Task description: Write the material out again, line by line, exactly as it is.

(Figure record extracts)
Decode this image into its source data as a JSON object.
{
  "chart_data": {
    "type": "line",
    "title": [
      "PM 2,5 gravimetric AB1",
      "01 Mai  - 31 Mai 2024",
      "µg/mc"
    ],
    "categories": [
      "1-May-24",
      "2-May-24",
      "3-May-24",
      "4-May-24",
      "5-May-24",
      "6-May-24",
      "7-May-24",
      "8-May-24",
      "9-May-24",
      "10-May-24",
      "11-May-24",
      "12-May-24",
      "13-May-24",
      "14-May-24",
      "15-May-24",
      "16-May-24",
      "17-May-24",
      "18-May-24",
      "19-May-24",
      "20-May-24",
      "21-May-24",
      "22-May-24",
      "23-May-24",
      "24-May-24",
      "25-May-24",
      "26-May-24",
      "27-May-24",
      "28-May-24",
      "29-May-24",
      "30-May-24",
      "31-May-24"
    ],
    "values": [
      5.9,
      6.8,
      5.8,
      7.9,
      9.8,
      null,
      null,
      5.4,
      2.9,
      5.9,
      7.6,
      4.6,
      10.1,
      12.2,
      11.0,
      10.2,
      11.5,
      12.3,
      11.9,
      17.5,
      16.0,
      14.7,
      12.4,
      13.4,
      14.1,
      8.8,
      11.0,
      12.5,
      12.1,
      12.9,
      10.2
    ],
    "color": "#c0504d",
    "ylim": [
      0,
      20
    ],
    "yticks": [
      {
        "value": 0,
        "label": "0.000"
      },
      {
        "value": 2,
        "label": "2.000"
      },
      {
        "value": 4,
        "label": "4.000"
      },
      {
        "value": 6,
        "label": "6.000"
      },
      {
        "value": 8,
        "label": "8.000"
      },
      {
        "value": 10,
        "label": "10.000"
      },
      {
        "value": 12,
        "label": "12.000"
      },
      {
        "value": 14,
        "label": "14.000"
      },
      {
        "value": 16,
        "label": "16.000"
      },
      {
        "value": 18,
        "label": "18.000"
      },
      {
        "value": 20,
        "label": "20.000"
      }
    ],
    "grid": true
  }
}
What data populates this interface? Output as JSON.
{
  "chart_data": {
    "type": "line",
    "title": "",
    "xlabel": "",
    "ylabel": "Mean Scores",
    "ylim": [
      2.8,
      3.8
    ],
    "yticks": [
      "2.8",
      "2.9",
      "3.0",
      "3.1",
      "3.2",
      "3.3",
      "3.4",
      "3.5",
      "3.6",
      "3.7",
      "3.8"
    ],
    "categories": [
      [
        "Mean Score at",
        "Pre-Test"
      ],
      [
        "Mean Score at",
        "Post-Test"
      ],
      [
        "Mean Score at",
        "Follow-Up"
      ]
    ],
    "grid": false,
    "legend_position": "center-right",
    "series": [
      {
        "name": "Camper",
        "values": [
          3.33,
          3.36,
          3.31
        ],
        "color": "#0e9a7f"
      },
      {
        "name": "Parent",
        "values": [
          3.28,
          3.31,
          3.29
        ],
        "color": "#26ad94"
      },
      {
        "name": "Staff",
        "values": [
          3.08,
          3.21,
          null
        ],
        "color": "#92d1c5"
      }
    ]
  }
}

Exercise output:
Decode this image into its source data as a JSON object.
{
  "chart_data": {
    "type": "line",
    "title": [
      "PM 2,5 gravimetric AB1",
      "01 Mai  - 31 Mai 2024",
      "µg/mc"
    ],
    "categories": [
      "1-May-24",
      "2-May-24",
      "3-May-24",
      "4-May-24",
      "5-May-24",
      "6-May-24",
      "7-May-24",
      "8-May-24",
      "9-May-24",
      "10-May-24",
      "11-May-24",
      "12-May-24",
      "13-May-24",
      "14-May-24",
      "15-May-24",
      "16-May-24",
      "17-May-24",
      "18-May-24",
      "19-May-24",
      "20-May-24",
      "21-May-24",
      "22-May-24",
      "23-May-24",
      "24-May-24",
      "25-May-24",
      "26-May-24",
      "27-May-24",
      "28-May-24",
      "29-May-24",
      "30-May-24",
      "31-May-24"
    ],
    "values": [
      5.9,
      6.8,
      5.8,
      7.9,
      9.8,
      null,
      null,
      5.4,
      2.9,
      5.9,
      7.6,
      4.6,
      10.1,
      12.2,
      11.0,
      10.2,
      11.5,
      12.3,
      11.9,
      17.5,
      16.0,
      14.7,
      12.4,
      13.4,
      14.1,
      8.8,
      11.0,
      12.5,
      12.1,
      12.9,
      10.2
    ],
    "color": "#c0504d",
    "ylim": [
      0,
      20
    ],
    "yticks": [
      {
        "value": 0,
        "label": "0.000"
      },
      {
        "value": 2,
        "label": "2.000"
      },
      {
        "value": 4,
        "label": "4.000"
      },
      {
        "value": 6,
        "label": "6.000"
      },
      {
        "value": 8,
        "label": "8.000"
      },
      {
        "value": 10,
        "label": "10.000"
      },
      {
        "value": 12,
        "label": "12.000"
      },
      {
        "value": 14,
        "label": "14.000"
      },
      {
        "value": 16,
        "label": "16.000"
      },
      {
        "value": 18,
        "label": "18.000"
      },
      {
        "value": 20,
        "label": "20.000"
      }
    ],
    "grid": true
  }
}
What data populates this interface? Output as JSON.
{
  "chart_data": {
    "type": "line",
    "title": "",
    "xlabel": "",
    "ylabel": "Mean Scores",
    "ylim": [
      2.8,
      3.8
    ],
    "yticks": [
      "2.8",
      "2.9",
      "3.0",
      "3.1",
      "3.2",
      "3.3",
      "3.4",
      "3.5",
      "3.6",
      "3.7",
      "3.8"
    ],
    "categories": [
      [
        "Mean Score at",
        "Pre-Test"
      ],
      [
        "Mean Score at",
        "Post-Test"
      ],
      [
        "Mean Score at",
        "Follow-Up"
      ]
    ],
    "grid": false,
    "legend_position": "center-right",
    "series": [
      {
        "name": "Camper",
        "values": [
          3.33,
          3.36,
          3.31
        ],
        "color": "#0e9a7f"
      },
      {
        "name": "Parent",
        "values": [
          3.28,
          3.31,
          3.29
        ],
        "color": "#26ad94"
      },
      {
        "name": "Staff",
        "values": [
          3.08,
          3.21,
          null
        ],
        "color": "#92d1c5"
      }
    ]
  }
}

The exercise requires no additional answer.